--- PROBLEM STATEMENT ---
According to the grow thread below, what wattage and lumen rating does the light used for the seedlings have?

--- DOCUMENT ---
+---+
# CanaBoo Micro Grow



## jjsunderground (Feb 22, 2008)

cant take it any more. starting this again. still have about 25 select seeds from the bagstrain i dubbed CanaBoo. starting germination today.​


----------



## screwdriver (Feb 22, 2008)

If you plant a seed it will want to grow for you.  good luck:watchplant:


----------



## jjsunderground (Feb 25, 2008)

germinated 10 seeds and got them all in 3 1/2 inch pots. the light im using is a 110 watt 10,000 lumen veg light. waiting for all seeds to break surface before i start day 1. once day 1 is established i will update every week.


----------



## Thorn (Feb 25, 2008)

nice one.. i take it its a decent bagstrain then?


----------



## jjsunderground (Feb 25, 2008)

it was real commercial and bricked up but when you got down in it you could pull out some real nice buds. the quality of the high is great, especially when listening to some good tunes like Puscifer.


----------



## jjsunderground (Feb 26, 2008)

here they are at day one. got ten total. they are growing in miracle grow potting mix, which i had to pre wet before sowing the seeds. ( other wise youll never get all the dry spots ) 

 planning on updating every week. this way you will see a scheduled growth. though in this grow it is likely that these plants will stay in the 3.5 inch pots til flwering phase arrives at week 8 or 9. thte idea im strivng for is to save all females, and one select male. then i will isolate the male and pollinate only one of the females for future grows. im also going to save a female to transplant into an outdoor container sometime in early june. and thats the basic game plan. ​


----------



## jjsunderground (Feb 27, 2008)

heres a shot of over all growth, i will include a pic like this one every week.
the small pot on the idian ashtray is the same strain, but an extra seed. i dont have any room for it above so its down below collecting what light it can from above. any input is welcome. thank you for looking.

 peace!
+---+
--- STORED RECORDS ---

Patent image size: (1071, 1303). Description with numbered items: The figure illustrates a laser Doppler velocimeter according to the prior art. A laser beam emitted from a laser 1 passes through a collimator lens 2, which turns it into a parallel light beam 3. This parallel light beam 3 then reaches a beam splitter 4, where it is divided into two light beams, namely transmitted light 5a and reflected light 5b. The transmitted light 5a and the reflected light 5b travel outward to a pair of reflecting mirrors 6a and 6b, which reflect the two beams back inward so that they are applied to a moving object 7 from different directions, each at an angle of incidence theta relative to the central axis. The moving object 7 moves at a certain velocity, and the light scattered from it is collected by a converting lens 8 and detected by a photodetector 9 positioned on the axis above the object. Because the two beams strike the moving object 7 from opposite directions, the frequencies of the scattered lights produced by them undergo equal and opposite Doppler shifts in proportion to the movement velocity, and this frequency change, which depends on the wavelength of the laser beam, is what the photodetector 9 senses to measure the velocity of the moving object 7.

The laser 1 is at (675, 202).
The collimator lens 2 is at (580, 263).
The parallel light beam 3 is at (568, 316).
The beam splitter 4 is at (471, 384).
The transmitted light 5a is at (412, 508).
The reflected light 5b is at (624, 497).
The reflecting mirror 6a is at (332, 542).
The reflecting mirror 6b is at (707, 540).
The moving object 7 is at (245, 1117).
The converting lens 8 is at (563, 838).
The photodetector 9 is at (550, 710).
+---+
--- SOLUTION FOR THIS PROBLEM ---
It is a 110-watt veg light rated at 10,000 lumens.